Data items
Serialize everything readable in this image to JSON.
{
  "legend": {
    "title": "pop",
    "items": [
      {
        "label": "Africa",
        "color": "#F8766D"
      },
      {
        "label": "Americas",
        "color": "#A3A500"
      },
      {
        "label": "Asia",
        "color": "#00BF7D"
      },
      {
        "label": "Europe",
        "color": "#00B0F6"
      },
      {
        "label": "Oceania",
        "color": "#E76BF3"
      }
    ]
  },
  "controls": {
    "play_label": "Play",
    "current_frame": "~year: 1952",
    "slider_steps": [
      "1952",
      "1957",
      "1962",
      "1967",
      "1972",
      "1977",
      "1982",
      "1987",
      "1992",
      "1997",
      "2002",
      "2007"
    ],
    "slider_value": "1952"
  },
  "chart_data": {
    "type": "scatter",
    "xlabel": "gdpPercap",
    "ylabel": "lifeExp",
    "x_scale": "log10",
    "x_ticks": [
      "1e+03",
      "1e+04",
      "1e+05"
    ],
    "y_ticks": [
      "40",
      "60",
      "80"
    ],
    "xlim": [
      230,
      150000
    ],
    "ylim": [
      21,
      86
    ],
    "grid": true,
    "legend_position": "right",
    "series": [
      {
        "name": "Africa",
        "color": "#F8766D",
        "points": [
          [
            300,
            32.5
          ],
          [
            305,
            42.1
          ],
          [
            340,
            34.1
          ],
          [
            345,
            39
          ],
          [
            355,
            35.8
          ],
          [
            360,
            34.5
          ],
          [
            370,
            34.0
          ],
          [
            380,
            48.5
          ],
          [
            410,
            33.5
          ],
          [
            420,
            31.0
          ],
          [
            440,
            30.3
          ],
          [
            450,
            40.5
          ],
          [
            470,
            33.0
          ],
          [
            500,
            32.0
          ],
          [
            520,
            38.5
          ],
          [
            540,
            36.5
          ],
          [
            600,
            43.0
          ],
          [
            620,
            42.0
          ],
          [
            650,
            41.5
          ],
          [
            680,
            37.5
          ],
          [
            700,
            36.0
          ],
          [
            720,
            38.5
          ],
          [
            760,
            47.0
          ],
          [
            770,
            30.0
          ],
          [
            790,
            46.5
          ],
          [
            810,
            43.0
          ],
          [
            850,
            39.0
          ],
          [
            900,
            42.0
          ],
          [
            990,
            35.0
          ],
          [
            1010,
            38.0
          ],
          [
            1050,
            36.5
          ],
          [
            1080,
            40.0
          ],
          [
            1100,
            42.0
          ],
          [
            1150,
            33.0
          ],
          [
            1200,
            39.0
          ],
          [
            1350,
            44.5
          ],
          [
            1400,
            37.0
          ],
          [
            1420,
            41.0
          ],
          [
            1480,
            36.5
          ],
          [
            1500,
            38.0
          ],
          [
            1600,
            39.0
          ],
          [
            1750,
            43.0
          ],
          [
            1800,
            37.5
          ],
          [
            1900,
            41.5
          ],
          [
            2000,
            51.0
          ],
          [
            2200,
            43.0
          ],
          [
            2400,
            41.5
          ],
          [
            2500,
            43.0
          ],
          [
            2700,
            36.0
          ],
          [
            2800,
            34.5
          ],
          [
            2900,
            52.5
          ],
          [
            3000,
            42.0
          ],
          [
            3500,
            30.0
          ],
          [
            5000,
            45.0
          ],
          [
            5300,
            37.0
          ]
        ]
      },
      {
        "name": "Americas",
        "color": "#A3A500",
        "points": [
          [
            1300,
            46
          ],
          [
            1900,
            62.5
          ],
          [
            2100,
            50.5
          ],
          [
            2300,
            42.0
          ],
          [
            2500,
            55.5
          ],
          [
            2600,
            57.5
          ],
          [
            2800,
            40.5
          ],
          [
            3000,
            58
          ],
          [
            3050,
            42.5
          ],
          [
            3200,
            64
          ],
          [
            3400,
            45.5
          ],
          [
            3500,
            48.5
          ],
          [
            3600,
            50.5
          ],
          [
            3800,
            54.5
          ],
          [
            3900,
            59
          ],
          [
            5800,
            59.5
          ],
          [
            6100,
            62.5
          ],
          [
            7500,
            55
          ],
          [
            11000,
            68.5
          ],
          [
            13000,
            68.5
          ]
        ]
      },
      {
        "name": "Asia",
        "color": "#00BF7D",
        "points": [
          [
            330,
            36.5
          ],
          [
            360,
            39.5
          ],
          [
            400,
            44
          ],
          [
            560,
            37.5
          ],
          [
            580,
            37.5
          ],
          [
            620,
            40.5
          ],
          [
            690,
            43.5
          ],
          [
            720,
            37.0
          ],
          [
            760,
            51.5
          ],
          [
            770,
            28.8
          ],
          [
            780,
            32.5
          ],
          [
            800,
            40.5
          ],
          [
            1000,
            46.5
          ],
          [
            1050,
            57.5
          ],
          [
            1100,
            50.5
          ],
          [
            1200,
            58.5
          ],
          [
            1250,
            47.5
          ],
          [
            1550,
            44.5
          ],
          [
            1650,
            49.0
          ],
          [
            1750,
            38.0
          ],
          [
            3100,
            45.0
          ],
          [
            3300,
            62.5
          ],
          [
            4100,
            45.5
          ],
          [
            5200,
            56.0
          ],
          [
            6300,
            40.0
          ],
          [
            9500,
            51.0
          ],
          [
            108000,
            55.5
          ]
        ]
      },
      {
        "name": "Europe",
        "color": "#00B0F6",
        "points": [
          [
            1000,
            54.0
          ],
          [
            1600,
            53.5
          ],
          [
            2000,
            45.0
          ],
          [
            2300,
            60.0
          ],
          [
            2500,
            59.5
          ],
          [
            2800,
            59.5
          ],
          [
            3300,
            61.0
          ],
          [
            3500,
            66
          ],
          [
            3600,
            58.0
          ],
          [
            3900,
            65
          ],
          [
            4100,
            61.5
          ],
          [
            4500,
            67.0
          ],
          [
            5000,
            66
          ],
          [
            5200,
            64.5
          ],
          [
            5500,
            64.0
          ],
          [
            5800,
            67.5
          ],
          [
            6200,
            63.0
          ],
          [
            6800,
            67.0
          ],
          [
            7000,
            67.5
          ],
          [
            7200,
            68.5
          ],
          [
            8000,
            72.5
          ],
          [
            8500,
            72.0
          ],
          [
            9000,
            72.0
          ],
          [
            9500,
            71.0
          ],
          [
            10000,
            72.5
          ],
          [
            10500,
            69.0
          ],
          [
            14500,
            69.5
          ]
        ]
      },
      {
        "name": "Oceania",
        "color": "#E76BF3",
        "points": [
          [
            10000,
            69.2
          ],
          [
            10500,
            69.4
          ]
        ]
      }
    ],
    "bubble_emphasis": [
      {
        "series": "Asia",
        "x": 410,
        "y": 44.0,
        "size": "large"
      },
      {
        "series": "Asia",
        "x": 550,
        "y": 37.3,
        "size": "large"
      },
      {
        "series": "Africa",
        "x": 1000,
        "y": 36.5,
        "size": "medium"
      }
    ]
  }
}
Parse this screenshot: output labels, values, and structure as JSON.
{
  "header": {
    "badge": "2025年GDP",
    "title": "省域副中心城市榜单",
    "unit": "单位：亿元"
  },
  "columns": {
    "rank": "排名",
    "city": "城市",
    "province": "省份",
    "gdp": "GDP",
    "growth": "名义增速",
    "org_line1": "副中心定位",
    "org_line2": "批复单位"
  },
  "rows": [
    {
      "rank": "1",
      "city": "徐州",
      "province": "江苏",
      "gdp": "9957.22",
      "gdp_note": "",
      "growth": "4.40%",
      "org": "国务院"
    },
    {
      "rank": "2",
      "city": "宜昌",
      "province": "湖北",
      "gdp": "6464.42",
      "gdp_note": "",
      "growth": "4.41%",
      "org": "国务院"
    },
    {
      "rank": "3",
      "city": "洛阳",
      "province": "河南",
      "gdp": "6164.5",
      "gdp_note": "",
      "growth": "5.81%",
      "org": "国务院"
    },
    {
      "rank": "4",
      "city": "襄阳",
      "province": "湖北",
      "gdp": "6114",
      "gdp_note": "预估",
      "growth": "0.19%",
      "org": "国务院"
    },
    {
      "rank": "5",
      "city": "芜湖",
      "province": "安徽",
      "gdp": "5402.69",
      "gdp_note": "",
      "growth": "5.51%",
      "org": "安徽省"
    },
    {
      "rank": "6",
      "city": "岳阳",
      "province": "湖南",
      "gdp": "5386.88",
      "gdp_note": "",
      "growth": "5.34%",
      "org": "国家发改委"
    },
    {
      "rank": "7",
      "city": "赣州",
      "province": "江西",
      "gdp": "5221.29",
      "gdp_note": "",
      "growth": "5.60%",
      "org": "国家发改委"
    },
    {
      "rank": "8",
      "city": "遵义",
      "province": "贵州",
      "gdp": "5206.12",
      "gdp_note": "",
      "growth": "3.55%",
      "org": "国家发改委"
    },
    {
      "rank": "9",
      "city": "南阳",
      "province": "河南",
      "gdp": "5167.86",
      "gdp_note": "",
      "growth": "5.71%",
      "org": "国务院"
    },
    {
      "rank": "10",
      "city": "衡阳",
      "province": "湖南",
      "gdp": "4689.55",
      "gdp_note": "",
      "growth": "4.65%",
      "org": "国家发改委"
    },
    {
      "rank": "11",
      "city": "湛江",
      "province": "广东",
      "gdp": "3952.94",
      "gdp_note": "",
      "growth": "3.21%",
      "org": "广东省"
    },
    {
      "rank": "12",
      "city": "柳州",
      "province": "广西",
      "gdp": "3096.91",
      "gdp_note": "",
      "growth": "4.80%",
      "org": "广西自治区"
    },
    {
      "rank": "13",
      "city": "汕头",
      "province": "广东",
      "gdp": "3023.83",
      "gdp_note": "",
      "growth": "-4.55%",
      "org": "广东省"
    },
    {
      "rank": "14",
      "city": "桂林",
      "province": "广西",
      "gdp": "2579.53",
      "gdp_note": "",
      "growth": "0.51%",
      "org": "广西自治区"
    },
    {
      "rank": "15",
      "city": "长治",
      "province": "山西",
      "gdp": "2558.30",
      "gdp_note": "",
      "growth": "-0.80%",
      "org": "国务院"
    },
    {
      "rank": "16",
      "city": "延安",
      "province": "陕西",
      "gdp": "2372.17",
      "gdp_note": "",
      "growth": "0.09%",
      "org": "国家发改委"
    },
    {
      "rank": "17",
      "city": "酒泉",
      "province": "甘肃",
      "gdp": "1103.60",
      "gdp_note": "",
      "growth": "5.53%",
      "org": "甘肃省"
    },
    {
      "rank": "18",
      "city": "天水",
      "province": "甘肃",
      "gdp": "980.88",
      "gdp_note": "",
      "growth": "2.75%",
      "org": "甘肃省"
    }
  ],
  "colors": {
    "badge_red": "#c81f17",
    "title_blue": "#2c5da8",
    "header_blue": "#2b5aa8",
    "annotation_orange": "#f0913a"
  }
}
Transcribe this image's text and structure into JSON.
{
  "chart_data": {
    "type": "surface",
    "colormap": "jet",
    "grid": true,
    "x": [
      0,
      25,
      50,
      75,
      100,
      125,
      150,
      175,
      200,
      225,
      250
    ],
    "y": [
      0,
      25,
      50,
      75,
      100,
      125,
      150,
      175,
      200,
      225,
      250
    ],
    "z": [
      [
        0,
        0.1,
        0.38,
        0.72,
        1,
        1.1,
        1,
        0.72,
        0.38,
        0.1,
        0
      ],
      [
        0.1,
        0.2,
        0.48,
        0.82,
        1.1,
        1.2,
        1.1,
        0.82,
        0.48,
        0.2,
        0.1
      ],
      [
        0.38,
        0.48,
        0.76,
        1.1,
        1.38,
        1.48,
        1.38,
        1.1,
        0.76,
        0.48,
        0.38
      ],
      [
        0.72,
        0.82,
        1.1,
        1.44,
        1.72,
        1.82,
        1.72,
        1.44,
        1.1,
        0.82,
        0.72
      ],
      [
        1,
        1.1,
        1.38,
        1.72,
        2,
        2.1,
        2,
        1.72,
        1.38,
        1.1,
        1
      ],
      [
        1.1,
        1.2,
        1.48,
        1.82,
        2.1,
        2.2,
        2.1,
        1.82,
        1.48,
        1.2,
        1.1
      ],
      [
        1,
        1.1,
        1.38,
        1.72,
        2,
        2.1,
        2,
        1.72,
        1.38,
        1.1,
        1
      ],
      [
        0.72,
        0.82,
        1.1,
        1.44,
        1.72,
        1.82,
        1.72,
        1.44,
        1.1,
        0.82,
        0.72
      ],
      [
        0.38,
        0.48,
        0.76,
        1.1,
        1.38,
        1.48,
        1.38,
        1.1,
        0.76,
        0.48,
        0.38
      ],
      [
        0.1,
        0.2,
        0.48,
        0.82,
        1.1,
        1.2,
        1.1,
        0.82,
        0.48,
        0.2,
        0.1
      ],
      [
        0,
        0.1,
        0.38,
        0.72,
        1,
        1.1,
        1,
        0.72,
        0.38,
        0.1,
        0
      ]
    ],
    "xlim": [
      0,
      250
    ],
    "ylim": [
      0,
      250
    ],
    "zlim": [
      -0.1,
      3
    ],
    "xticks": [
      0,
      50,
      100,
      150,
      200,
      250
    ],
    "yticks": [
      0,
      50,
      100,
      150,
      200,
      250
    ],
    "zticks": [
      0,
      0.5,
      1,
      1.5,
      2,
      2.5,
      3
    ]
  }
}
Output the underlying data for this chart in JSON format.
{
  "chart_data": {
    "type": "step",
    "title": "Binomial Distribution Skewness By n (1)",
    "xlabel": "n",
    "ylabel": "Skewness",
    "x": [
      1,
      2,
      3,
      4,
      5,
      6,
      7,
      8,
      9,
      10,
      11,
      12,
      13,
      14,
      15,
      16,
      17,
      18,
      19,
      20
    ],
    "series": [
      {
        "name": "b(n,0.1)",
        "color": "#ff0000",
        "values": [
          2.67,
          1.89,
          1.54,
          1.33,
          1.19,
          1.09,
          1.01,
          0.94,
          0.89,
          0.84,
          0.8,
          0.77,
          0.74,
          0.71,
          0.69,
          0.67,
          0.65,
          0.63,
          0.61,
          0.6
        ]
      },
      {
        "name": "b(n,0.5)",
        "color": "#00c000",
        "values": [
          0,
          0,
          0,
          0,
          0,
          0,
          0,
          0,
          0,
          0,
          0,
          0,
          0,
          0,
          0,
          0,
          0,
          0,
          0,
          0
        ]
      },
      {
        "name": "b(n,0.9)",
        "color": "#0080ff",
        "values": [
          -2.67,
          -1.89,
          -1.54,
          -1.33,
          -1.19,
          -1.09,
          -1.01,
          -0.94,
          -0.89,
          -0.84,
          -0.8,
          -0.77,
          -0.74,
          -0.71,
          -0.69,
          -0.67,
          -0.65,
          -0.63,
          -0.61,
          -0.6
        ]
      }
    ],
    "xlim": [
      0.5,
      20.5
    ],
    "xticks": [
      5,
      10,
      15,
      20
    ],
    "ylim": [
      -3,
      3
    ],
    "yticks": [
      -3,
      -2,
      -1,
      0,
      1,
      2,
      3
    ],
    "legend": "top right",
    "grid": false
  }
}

**INSTRUCTIONS TO FOLLOW**:
Your answer should be only the number of lines that hold the word "this".

**CORRECT RESULT**:
4